Where a line contains the word "exposed", copy that line.

— Start of Items —

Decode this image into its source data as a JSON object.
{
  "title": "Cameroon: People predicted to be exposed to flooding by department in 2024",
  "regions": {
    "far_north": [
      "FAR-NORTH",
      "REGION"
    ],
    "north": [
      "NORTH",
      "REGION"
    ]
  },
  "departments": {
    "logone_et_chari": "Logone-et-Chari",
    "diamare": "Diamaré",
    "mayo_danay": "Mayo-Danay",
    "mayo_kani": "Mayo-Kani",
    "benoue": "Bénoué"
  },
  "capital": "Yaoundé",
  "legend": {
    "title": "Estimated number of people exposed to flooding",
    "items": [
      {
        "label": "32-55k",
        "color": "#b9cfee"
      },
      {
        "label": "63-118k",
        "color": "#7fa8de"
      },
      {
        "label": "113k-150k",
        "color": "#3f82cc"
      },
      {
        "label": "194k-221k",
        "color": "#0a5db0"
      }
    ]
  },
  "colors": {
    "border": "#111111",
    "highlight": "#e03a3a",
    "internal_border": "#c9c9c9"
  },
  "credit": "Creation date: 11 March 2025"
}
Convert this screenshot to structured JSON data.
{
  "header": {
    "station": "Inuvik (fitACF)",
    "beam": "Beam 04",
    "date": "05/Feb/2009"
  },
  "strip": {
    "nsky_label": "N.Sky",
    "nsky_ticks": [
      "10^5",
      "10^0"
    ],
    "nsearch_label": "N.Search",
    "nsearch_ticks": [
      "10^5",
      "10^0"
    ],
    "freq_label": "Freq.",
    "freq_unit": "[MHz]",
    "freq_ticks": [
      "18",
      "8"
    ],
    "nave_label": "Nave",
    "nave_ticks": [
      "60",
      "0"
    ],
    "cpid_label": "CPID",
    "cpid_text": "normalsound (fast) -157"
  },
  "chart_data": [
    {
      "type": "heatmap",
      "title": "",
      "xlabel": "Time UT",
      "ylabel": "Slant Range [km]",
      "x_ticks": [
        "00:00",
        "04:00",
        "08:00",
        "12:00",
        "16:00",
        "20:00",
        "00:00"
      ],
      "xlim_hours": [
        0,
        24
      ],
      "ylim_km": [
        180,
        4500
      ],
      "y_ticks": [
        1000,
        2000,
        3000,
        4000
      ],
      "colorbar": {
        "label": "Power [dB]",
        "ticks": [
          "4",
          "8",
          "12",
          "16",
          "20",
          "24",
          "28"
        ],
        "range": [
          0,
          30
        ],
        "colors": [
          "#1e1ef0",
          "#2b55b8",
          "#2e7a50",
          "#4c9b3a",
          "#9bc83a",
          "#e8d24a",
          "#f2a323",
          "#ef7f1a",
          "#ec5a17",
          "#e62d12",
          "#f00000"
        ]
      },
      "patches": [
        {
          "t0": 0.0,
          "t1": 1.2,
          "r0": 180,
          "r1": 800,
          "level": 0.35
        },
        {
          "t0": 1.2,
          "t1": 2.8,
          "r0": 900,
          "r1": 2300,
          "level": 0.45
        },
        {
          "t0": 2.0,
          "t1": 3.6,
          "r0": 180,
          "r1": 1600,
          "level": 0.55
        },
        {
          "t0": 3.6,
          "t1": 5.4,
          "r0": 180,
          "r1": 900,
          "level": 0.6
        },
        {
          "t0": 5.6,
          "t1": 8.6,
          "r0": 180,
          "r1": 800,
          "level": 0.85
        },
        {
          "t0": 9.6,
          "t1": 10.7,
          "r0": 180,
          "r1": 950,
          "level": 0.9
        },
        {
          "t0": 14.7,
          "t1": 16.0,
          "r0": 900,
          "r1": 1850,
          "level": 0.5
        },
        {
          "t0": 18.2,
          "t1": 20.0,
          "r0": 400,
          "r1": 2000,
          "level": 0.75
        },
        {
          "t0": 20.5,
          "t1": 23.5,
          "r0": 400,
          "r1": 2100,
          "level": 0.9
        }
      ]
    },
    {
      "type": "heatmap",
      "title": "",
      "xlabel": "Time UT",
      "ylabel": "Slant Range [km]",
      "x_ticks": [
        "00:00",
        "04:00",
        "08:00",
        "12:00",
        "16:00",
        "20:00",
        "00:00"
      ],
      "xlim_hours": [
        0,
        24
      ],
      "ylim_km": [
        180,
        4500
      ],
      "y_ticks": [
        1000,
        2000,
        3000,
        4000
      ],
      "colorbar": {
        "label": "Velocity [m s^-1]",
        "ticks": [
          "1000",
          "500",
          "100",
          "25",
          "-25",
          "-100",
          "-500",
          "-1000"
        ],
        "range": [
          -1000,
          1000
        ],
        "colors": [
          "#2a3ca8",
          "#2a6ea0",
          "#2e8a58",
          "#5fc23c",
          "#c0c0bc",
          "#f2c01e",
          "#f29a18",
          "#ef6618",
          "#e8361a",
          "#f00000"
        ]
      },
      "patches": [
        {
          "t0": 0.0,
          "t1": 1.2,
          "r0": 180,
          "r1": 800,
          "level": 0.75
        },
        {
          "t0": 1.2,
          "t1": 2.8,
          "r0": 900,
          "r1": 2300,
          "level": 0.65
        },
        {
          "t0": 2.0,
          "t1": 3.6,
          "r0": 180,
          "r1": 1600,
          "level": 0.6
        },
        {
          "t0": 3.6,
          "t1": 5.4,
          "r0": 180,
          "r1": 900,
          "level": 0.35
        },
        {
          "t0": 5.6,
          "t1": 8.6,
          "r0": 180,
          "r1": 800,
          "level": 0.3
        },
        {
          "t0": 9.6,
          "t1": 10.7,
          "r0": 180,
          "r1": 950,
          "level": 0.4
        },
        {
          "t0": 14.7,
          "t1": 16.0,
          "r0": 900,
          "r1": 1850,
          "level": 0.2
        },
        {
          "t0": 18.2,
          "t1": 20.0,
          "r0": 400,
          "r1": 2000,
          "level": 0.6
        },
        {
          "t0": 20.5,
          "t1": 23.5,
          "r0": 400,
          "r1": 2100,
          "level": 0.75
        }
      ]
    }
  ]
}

— End of Items —

Result of the exercise ▸
  "title": "Cameroon: People predicted to be exposed to flooding by department in 2024",
    "title": "Estimated number of people exposed to flooding",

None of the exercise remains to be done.